# GIVEN INSTRUCTION 1:
In the tutorial on Beta distribution probabilities in R, edit the part that opens with "### Beta Type" and closes with "I probability distribution." so that "traffic" replaces "automobile".

# PASSAGE:
# Beta Distribution probabilities using R

## Beta Distribution probabilities using R

In this tutorial, you will learn about how to use dbeta(), pbeta(), qbeta() and rbeta() functions in R programming language to compute the individual probabilities, cumulative probabilities, quantiles and to generate random sample for Beta Type I distribution.

Before we discuss R functions for Beta Type I distribution, let us see what is Beta Type I distribution.

## Beta Type I Distribution

Beta Type I distribution distribution is a continuous type probability distribution.

Let $X\sim \beta_1(\alpha,\beta)$. Then the probability distribution of $X$ is

 \begin{aligned} f(x)&= \begin{cases} \frac{1}{B(\alpha,\beta)}x^{\alpha-1}(1-x)^{\beta-1}, & 0\leq x\leq 1;\alpha,\beta>0 \\ 0, & Otherwise. \end{cases} \end{aligned}

where $\alpha$ is the shape parameter 1 and $\beta$ is the shape parameter 2 of Beta Type I distribution.

Read more about the theory and results of Beta Type I distribution here.

## Beta Type I probabilities using dbeta() function in R

For continuous probability distribution, density is the value of the probability density function at $x$ (i.e., $f(x)$).

The syntax to compute the probability density function for Beta Type I distribution using R is

dbeta(x,shape1, shape2)

where

• x : the value(s) of the variable and,
• shape1 : first parameter of beta distribution,
• shape2 : second parameter of beta distribution.

The dbeta() function gives the density for given value(s) x, shape1 and shape2.

## Numerical Problem for Beta Type I Distribution

To understand the four functions dbeta(), pbeta(), qbeta() and rbeta(), let us take the following numerical problem.

### Beta Type I Distribution Example

The daily proportion of major automobile accidents across the United States can be treated as a random variable having a beta distribution with $\alpha = 6$ and $\beta = 4$.

(a) Find the value of the density function at $x=0.35$.
(b) Plot the graph of Beta Type I probability distribution.

# TASK INPUT:
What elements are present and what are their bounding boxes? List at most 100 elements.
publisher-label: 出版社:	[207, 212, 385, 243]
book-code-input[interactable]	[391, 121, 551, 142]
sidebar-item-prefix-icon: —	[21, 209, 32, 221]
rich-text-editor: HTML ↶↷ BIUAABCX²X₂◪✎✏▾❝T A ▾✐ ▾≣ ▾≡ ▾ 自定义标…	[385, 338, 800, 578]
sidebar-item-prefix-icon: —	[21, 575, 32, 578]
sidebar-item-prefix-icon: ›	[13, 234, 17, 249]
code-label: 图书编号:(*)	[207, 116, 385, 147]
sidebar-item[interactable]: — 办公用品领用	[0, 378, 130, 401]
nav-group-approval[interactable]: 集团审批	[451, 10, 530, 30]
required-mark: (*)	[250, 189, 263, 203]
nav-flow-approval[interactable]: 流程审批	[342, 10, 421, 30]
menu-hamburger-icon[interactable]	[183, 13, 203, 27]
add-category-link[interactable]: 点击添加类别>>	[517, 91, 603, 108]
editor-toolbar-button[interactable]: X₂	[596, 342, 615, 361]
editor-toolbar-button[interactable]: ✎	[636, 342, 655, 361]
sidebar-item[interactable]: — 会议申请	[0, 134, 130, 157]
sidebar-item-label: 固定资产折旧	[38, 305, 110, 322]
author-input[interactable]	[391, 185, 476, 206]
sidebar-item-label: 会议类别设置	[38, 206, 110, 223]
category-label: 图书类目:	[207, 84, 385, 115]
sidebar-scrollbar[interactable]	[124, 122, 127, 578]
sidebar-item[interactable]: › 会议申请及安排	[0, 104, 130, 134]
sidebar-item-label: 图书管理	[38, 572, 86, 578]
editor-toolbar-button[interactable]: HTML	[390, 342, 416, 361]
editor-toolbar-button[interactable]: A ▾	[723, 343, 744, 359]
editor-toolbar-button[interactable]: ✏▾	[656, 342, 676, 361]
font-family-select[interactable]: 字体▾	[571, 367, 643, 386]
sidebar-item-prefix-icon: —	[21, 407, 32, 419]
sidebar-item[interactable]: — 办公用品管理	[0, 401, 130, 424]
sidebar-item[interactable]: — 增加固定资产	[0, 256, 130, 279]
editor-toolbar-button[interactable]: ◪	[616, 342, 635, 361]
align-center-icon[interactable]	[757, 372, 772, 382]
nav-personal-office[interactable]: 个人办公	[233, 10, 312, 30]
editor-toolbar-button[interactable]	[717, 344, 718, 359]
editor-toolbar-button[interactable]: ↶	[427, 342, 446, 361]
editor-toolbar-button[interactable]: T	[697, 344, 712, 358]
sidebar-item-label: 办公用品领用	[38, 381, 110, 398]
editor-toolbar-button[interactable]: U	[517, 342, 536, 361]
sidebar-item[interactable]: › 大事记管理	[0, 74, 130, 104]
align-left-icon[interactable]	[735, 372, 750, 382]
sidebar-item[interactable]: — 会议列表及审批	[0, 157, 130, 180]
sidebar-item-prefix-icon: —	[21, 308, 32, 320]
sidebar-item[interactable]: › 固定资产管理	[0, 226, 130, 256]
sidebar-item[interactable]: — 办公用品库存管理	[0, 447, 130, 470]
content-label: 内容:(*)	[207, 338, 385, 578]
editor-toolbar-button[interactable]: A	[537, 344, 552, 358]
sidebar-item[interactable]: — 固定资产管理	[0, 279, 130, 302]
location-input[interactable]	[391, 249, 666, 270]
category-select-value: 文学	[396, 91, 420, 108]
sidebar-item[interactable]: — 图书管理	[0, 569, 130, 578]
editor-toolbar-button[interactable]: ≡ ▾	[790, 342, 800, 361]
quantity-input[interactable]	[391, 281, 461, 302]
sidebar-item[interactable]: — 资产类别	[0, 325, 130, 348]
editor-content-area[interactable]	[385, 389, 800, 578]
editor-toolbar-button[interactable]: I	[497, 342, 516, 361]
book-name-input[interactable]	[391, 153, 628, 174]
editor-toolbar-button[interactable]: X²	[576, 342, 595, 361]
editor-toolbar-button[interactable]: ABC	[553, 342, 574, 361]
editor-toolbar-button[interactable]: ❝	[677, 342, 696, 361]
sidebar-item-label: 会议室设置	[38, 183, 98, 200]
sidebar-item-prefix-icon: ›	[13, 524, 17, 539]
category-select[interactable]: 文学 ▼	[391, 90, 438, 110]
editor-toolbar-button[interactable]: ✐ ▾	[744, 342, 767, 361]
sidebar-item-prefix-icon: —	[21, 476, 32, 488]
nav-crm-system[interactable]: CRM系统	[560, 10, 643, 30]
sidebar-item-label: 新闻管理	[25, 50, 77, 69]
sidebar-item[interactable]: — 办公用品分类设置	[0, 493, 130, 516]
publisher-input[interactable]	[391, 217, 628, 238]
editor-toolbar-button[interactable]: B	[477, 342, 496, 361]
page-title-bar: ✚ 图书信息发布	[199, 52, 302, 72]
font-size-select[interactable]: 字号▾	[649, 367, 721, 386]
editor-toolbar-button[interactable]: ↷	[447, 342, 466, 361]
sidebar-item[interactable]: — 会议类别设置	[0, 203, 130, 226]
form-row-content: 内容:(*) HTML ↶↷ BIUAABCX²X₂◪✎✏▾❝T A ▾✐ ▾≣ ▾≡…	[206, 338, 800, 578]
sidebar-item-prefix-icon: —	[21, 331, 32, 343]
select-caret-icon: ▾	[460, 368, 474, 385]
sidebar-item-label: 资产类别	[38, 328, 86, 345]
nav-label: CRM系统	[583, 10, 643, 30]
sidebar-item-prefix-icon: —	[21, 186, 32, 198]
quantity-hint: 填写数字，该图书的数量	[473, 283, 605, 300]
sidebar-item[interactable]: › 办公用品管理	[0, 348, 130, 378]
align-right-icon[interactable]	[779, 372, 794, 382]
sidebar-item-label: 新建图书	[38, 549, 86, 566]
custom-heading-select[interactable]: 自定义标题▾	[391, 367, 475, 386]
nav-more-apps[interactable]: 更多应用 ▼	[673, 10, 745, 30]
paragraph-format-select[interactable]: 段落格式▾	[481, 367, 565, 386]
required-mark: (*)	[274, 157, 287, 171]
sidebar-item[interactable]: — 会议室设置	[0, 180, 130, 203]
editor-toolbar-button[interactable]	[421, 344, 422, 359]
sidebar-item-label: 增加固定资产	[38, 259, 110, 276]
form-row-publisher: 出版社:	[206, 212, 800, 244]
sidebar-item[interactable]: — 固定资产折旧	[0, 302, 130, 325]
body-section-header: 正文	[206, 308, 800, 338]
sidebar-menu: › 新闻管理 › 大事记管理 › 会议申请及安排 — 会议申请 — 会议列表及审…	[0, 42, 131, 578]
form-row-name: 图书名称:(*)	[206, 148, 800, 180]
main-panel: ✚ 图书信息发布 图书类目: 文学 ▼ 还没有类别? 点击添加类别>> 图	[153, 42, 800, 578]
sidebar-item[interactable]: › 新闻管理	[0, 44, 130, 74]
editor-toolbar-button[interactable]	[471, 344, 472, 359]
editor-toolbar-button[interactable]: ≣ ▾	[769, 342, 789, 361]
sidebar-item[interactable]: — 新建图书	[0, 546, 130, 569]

# GIVEN INSTRUCTION 2:
Find each line of the entries that contains the string "办公用品管理" and copy it out in full.

# FINAL RESULT 1:
### Beta Type I Distribution Example

The daily proportion of major traffic accidents across the United States can be treated as a random variable having a beta distribution with $\alpha = 6$ and $\beta = 4$.

(a) Find the value of the density function at $x=0.35$.
(b) Plot the graph of Beta Type I probability distribution.

# FINAL RESULT 2:
sidebar-item[interactable]: — 办公用品管理	[0, 401, 130, 424]
sidebar-item[interactable]: › 办公用品管理	[0, 348, 130, 378]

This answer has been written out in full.